(Excerpts from a figure dataset)
▬▬▬
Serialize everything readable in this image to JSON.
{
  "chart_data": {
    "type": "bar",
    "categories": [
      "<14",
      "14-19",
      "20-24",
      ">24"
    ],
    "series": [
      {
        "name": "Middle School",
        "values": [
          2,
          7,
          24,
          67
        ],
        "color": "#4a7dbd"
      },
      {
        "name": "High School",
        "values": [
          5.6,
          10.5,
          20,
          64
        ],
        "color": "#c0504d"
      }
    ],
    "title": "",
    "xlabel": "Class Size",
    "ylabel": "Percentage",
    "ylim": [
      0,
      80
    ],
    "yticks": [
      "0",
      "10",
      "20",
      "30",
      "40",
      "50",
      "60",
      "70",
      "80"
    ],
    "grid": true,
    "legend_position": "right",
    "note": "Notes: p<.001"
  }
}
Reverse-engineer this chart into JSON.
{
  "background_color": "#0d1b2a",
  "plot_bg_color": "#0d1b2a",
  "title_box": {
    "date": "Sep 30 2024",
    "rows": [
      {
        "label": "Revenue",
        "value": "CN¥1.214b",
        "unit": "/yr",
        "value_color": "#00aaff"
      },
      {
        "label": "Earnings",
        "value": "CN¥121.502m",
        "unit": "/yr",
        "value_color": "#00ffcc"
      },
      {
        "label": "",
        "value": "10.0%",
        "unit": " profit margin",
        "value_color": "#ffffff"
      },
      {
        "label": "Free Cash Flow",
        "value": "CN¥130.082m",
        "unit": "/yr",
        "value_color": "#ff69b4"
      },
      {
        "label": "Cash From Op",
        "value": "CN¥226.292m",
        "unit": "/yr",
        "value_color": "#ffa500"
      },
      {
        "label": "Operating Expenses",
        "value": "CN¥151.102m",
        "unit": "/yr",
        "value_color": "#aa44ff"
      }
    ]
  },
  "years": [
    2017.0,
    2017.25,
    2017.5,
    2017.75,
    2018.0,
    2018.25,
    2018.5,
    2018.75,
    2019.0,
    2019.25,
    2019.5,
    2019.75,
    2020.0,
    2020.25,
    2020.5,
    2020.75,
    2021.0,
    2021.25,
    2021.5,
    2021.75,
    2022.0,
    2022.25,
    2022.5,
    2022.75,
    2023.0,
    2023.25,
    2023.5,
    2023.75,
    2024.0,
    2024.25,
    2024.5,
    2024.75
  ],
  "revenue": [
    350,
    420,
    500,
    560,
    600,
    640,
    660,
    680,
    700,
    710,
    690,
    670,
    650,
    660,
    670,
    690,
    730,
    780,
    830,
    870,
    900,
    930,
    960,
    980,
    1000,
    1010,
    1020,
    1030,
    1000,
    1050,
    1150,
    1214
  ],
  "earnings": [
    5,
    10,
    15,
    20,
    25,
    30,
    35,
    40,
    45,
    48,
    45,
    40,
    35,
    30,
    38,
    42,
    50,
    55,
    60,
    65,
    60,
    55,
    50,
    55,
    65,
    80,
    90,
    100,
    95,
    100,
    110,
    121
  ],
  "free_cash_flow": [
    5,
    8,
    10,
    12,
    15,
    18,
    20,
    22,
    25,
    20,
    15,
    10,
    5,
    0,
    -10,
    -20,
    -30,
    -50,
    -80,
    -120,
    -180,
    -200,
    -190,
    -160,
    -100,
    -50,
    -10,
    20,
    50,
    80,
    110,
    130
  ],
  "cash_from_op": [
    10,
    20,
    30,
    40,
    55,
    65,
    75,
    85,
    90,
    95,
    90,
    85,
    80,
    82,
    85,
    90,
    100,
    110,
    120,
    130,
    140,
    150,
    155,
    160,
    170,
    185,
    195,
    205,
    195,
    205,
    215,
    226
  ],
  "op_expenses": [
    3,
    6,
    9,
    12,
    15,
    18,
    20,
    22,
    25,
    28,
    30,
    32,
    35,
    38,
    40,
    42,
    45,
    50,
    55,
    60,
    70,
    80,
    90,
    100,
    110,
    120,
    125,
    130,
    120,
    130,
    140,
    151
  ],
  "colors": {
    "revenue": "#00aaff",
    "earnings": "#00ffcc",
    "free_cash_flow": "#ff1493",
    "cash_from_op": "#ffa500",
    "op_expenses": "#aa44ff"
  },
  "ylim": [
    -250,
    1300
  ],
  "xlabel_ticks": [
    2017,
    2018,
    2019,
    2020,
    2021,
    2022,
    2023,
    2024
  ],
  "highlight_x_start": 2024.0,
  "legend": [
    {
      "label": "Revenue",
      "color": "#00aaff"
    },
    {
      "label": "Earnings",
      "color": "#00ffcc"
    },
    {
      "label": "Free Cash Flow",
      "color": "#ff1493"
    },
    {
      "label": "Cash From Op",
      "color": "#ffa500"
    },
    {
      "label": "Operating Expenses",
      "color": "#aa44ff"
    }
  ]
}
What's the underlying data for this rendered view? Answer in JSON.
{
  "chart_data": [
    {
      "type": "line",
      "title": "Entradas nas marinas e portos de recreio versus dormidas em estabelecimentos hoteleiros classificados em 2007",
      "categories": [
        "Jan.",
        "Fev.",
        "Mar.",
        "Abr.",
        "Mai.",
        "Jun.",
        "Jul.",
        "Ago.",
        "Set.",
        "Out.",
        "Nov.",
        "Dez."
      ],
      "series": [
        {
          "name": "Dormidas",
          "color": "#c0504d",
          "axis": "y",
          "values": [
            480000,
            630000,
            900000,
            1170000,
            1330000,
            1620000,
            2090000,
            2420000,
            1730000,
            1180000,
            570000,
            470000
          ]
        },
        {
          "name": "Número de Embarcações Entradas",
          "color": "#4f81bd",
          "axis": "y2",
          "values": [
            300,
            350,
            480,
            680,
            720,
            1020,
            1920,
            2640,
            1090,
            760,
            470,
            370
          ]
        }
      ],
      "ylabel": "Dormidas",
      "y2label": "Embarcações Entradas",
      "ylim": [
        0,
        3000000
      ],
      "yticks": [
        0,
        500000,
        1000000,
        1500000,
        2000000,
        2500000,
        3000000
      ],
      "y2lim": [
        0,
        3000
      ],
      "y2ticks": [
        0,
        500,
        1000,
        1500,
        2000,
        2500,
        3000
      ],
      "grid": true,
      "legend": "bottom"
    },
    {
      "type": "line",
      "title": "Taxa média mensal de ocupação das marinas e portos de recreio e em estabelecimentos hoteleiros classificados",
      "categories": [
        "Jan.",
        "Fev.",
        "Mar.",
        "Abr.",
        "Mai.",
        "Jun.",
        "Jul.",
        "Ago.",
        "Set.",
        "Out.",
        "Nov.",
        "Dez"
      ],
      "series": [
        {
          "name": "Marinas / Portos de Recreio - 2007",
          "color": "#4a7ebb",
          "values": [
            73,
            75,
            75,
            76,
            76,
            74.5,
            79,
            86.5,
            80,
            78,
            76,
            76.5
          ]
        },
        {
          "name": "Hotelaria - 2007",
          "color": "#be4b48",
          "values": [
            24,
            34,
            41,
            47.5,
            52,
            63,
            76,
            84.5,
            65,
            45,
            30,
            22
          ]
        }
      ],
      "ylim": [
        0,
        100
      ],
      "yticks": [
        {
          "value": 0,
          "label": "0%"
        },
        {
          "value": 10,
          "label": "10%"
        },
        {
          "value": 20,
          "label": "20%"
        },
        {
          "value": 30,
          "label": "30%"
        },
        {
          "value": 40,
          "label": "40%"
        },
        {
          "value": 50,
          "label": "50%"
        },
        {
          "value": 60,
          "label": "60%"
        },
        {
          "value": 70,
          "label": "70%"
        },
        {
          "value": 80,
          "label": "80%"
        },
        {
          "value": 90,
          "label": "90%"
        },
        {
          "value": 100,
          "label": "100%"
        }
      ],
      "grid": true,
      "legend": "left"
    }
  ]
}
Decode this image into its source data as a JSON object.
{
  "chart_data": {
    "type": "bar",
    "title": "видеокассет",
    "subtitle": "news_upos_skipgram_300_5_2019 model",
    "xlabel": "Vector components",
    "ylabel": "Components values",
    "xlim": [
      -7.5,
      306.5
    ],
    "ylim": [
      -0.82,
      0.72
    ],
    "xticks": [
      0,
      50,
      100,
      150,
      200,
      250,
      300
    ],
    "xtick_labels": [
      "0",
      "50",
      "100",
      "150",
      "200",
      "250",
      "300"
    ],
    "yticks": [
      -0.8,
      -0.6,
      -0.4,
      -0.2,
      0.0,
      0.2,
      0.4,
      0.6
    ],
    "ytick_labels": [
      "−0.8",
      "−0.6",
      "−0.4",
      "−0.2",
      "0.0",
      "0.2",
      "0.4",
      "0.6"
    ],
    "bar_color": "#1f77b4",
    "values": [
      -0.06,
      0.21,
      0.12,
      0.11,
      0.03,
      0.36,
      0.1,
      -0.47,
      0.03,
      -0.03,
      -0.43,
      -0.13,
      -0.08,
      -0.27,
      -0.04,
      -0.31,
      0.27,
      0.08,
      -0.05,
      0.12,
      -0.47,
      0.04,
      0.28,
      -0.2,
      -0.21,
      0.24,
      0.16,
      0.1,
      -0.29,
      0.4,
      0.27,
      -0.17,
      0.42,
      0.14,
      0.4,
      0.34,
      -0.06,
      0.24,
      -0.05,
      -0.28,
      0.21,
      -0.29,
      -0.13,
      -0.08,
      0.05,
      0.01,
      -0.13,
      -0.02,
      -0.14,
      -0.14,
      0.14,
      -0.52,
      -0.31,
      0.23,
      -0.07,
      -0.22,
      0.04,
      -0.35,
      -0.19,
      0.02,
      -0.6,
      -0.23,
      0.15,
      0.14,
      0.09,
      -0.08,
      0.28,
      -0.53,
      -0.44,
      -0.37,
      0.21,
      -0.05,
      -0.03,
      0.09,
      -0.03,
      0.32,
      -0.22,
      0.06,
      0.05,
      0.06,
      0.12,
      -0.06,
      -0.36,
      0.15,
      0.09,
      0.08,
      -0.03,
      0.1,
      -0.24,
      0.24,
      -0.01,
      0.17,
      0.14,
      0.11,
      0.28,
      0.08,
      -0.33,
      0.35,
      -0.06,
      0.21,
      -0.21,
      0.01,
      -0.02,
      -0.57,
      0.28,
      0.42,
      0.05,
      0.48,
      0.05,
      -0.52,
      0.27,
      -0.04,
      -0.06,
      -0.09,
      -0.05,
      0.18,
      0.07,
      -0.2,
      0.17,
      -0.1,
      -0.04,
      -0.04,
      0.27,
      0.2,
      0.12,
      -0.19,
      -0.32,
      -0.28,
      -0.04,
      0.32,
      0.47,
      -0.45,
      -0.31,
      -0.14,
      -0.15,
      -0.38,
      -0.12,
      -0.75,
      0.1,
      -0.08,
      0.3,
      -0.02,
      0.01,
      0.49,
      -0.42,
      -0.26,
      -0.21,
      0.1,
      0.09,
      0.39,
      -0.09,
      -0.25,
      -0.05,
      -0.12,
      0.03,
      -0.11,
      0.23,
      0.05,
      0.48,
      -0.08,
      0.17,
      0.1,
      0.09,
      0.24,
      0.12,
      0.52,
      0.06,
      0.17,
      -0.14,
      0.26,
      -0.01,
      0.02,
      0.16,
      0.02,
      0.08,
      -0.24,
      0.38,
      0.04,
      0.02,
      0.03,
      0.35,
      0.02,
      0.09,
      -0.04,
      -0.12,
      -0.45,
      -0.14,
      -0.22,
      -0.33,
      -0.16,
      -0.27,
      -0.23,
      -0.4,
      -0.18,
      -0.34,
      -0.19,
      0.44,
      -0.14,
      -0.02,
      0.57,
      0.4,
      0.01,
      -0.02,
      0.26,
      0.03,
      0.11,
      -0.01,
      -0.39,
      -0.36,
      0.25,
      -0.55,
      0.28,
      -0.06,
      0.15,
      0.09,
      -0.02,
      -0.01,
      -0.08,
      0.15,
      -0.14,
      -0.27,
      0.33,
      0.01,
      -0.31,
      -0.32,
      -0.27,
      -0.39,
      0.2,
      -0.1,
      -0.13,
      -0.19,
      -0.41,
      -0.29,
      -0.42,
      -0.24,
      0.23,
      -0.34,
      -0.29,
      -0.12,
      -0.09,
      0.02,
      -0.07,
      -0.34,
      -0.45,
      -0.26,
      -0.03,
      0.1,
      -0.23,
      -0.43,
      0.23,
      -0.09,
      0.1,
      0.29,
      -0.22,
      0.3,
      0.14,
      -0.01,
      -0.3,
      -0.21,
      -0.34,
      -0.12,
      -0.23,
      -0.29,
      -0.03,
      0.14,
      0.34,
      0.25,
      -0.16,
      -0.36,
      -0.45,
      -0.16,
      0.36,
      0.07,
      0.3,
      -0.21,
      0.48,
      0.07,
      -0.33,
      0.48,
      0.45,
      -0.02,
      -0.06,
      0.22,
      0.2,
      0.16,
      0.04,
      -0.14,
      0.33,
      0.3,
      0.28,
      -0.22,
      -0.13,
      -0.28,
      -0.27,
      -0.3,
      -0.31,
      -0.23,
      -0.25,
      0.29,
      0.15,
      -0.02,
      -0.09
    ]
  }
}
▬▬▬
### Task
Copy the lines from the entries above in which the word "Entradas" appears.

### Final answer
      "title": "Entradas nas marinas e portos de recreio versus dormidas em estabelecimentos hoteleiros classificados em 2007",
          "name": "Número de Embarcações Entradas",
      "y2label": "Embarcações Entradas",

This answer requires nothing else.